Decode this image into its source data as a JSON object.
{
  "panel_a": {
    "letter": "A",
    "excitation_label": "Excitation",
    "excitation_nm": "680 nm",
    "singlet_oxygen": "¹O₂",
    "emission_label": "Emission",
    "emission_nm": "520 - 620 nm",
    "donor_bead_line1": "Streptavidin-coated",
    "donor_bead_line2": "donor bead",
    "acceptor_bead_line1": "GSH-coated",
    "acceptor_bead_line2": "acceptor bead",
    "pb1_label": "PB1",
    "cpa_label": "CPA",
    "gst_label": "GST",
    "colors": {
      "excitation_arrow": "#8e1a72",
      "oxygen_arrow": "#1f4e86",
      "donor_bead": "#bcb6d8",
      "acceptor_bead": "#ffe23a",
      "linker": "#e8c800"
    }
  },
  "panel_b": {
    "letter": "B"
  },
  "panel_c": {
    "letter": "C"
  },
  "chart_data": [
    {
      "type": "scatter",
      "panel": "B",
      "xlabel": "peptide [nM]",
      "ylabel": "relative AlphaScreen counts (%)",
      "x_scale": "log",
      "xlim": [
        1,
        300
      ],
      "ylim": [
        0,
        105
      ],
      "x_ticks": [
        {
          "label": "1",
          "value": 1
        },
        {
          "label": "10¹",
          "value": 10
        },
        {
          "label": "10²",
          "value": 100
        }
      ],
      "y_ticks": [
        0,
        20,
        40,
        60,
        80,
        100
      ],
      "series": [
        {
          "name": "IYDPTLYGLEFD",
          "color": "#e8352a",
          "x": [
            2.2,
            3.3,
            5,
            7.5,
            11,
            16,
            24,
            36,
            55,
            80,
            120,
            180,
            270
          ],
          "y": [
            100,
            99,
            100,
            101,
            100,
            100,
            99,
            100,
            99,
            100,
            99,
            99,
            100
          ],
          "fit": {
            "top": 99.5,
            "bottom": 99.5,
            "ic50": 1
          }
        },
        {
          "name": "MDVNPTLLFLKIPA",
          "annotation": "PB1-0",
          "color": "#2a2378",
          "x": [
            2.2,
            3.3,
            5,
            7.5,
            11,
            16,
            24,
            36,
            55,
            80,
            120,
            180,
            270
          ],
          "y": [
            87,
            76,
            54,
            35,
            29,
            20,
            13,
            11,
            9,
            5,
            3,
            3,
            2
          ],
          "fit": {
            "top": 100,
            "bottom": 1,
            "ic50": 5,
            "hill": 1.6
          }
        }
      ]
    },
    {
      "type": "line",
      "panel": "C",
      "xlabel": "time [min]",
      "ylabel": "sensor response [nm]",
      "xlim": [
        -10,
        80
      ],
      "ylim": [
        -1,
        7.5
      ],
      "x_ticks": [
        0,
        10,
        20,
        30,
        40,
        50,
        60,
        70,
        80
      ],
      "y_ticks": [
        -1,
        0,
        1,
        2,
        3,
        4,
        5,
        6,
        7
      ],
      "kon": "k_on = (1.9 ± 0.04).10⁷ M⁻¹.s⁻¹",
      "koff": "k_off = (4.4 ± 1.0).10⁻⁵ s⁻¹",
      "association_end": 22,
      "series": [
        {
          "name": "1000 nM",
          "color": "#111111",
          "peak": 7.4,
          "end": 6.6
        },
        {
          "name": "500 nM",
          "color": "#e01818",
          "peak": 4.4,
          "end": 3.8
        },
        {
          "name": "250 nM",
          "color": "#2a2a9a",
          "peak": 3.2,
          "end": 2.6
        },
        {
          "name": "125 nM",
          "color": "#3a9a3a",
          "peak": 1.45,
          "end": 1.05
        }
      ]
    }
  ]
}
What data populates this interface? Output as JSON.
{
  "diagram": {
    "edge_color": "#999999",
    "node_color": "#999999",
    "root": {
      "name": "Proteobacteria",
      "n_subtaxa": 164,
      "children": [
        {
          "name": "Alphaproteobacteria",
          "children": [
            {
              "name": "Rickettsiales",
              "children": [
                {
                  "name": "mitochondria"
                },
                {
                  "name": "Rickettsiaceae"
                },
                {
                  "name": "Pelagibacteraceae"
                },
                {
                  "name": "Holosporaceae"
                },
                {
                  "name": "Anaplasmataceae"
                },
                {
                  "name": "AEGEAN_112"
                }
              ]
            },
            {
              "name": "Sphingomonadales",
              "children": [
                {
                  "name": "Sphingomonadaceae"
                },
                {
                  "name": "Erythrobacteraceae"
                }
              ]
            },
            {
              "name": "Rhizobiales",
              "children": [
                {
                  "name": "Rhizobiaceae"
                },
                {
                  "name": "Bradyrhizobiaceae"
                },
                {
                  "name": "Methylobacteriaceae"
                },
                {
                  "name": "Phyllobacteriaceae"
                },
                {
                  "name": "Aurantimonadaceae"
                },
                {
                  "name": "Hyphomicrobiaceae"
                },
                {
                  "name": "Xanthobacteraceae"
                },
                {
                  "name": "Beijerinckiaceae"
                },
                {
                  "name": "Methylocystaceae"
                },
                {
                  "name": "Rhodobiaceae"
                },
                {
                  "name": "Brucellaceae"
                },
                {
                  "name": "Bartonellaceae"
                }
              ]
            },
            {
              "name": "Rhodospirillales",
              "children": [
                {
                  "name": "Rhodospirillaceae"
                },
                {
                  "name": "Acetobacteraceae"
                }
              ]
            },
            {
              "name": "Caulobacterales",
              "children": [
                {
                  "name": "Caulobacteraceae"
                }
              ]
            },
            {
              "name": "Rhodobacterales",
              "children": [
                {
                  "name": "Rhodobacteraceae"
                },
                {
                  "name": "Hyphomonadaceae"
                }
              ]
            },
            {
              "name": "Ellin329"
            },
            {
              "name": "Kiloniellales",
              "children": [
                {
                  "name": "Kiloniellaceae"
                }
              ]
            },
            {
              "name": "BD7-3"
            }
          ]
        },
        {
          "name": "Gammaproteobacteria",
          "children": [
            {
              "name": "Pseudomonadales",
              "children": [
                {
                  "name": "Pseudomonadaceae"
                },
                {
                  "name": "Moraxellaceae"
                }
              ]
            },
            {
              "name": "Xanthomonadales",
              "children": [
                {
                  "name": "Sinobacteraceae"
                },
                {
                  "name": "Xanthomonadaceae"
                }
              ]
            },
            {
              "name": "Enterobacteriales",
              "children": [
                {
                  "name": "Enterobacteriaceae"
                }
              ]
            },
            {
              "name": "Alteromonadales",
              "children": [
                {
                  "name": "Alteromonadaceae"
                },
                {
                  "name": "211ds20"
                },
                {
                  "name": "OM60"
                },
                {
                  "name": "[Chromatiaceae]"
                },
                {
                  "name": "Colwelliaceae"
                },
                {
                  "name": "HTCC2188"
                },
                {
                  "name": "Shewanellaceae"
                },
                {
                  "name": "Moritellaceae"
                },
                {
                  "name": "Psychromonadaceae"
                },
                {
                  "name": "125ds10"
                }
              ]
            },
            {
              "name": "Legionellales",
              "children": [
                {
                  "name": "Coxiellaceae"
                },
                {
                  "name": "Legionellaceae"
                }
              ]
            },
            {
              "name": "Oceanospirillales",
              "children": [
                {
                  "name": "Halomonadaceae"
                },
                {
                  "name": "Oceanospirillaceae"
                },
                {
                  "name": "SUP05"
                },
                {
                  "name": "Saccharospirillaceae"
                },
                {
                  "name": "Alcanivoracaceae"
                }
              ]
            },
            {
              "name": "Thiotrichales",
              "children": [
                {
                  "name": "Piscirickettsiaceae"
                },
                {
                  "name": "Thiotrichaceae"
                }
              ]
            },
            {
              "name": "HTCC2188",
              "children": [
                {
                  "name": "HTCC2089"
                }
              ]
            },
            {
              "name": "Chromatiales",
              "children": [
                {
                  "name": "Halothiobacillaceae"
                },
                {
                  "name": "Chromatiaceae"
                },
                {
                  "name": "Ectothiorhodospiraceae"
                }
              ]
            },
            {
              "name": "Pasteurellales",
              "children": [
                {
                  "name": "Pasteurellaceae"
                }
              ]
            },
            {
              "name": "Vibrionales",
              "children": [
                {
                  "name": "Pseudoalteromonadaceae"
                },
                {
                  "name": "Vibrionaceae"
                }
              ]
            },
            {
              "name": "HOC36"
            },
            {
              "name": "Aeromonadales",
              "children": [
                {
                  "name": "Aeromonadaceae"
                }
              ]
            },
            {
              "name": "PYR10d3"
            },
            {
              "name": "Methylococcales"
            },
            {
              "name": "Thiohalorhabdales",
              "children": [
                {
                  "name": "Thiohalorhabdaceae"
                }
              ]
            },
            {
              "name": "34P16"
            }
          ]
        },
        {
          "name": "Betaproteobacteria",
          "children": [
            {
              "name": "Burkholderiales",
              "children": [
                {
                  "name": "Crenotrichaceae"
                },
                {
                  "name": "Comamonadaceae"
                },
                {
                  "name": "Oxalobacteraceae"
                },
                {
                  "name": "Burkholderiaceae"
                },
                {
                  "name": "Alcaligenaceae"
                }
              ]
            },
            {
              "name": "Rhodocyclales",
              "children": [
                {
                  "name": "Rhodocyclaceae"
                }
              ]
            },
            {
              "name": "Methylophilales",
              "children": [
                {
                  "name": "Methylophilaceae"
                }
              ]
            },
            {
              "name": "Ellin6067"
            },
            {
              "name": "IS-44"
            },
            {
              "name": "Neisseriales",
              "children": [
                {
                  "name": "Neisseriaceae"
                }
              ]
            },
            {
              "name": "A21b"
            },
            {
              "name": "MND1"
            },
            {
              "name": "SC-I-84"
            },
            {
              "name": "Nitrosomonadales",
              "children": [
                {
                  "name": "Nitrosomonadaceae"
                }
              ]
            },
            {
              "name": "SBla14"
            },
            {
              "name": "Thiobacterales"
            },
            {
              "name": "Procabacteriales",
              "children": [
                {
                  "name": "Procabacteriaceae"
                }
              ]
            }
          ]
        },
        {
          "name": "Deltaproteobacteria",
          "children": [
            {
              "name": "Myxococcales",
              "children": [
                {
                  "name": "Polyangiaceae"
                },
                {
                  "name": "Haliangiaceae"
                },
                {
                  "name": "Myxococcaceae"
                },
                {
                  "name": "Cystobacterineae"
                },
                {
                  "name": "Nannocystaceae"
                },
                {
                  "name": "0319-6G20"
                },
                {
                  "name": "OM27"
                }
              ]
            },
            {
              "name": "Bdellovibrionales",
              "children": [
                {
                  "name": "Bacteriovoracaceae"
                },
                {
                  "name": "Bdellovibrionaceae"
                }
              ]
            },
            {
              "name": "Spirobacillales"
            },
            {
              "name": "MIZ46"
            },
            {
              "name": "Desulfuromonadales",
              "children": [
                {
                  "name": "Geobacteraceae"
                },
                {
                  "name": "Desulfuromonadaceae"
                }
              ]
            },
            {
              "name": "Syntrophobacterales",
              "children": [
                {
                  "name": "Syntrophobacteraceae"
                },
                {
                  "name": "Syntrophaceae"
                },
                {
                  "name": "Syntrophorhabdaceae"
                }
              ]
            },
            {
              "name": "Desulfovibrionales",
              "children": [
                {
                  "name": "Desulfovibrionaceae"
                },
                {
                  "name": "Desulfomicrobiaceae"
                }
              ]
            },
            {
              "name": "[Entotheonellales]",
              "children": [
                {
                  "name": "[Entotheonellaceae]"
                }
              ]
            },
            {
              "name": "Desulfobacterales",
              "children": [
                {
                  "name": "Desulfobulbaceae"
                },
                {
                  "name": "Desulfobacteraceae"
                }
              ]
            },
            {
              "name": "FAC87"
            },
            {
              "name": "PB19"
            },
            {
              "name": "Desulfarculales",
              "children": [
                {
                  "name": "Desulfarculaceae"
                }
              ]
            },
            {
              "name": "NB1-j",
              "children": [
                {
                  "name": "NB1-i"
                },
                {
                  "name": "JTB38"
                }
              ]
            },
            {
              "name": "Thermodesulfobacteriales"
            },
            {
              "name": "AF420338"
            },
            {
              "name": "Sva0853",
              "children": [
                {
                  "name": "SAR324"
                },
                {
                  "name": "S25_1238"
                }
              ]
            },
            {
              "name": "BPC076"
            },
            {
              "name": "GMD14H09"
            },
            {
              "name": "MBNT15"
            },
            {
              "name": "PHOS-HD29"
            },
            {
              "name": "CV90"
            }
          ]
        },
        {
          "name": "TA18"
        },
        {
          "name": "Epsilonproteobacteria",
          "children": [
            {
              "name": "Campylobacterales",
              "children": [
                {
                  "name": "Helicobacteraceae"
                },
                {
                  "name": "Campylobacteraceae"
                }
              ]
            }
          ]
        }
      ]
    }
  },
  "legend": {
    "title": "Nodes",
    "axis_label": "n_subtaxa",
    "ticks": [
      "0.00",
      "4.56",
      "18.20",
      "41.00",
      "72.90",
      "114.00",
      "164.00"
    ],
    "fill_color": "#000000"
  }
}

☆ ☆ ☆ ☆ ☆ ☆ ☆

- [Work order] Only lines with the word "Chromatiaceae" should be collected from the material.

- [Output for this exercise]
                  "name": "[Chromatiaceae]"
                  "name": "Chromatiaceae"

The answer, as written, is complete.